:: GIVEN REQUEST ::
Scan the lines below for the word "ougandaise". Copy each line you find it in.
▼
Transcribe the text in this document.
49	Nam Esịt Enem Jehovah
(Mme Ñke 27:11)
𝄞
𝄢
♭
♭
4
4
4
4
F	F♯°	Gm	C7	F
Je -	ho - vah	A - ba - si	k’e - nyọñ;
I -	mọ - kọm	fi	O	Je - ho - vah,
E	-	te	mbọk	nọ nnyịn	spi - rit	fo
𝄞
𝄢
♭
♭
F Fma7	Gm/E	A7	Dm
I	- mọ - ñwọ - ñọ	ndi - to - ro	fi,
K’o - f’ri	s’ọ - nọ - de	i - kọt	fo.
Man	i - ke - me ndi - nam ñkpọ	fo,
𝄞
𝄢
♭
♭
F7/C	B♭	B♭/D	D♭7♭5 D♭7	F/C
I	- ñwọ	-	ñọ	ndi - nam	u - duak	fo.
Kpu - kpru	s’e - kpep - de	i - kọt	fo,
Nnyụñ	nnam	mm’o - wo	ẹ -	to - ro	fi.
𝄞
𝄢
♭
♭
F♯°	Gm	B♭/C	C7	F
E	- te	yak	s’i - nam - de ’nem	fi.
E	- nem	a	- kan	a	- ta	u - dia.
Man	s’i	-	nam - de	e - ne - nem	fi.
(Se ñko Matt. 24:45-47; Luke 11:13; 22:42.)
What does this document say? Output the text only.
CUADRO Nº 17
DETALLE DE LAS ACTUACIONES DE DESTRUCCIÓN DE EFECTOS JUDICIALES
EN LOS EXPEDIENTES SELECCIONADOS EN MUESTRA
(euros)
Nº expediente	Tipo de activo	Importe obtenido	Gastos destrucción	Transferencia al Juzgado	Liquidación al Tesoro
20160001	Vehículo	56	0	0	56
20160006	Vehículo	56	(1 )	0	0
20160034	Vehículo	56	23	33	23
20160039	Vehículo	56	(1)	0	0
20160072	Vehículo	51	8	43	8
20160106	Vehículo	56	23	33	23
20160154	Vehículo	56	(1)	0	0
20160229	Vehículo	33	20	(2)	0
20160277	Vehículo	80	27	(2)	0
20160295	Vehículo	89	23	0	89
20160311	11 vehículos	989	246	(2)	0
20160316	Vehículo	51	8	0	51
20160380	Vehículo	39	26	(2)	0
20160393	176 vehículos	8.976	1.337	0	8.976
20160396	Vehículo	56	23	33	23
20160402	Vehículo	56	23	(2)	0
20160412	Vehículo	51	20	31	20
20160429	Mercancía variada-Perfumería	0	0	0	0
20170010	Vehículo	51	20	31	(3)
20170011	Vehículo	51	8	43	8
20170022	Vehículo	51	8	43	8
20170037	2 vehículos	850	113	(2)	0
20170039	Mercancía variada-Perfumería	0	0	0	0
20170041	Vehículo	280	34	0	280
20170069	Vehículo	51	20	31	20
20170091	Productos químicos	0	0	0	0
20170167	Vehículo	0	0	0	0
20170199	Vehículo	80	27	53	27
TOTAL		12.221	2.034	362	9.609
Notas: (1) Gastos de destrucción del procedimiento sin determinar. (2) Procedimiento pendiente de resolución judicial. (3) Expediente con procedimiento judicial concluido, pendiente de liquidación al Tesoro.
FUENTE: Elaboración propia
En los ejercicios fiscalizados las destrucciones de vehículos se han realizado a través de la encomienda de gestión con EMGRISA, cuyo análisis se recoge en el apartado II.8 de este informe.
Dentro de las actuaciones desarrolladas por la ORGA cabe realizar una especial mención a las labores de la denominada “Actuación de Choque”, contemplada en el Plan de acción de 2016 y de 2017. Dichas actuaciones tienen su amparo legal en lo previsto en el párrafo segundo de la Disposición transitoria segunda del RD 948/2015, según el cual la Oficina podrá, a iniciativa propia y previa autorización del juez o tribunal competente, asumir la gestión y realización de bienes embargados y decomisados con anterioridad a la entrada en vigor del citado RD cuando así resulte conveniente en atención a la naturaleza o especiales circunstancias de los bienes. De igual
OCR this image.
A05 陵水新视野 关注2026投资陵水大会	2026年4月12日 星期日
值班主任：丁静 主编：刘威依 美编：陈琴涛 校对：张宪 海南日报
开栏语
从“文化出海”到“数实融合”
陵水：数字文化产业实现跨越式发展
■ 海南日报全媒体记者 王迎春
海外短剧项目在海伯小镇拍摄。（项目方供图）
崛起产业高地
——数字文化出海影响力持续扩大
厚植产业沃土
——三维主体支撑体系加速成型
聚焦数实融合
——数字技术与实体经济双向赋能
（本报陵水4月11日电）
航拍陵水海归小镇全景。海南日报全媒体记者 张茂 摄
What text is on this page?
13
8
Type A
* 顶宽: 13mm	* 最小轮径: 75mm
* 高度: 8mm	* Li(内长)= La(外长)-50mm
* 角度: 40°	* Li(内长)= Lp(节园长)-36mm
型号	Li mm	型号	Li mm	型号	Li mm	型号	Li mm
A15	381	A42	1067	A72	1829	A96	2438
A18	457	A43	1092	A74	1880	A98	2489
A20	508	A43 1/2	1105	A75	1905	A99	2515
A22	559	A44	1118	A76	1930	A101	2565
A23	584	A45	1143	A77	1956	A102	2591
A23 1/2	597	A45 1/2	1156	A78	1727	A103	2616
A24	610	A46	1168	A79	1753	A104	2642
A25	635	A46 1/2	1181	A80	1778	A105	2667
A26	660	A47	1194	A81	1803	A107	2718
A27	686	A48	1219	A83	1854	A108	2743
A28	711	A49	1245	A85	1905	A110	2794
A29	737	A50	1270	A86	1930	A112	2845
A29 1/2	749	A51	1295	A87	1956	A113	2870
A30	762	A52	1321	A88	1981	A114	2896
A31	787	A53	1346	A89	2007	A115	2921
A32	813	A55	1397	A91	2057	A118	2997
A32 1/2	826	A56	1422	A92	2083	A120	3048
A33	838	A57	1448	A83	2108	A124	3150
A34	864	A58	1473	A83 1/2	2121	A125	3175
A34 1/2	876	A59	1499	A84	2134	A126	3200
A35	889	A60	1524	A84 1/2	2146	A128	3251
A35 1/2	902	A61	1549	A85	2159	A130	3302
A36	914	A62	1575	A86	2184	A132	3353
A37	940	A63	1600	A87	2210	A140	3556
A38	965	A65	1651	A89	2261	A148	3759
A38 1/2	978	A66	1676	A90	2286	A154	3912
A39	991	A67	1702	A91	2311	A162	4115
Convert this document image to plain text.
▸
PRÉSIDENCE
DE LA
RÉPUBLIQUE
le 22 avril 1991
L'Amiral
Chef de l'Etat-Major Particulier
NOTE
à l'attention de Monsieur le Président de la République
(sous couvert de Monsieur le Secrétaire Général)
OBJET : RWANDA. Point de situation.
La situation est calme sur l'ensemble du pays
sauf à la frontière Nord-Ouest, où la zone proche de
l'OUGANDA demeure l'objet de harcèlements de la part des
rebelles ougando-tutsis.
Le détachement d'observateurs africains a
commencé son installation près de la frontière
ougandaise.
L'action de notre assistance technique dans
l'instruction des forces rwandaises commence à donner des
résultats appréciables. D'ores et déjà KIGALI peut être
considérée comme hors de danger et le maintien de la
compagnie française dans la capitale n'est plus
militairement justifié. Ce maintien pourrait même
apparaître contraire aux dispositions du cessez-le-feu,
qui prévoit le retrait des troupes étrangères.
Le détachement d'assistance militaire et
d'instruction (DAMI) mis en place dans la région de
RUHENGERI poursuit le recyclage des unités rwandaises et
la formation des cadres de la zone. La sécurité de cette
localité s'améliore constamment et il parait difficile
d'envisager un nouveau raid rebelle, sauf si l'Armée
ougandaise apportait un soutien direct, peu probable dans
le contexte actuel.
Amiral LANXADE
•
▲
:: EXERCISE SOLUTION ::
ougandaise.
ougandaise apportait un soutien direct, peu probable dans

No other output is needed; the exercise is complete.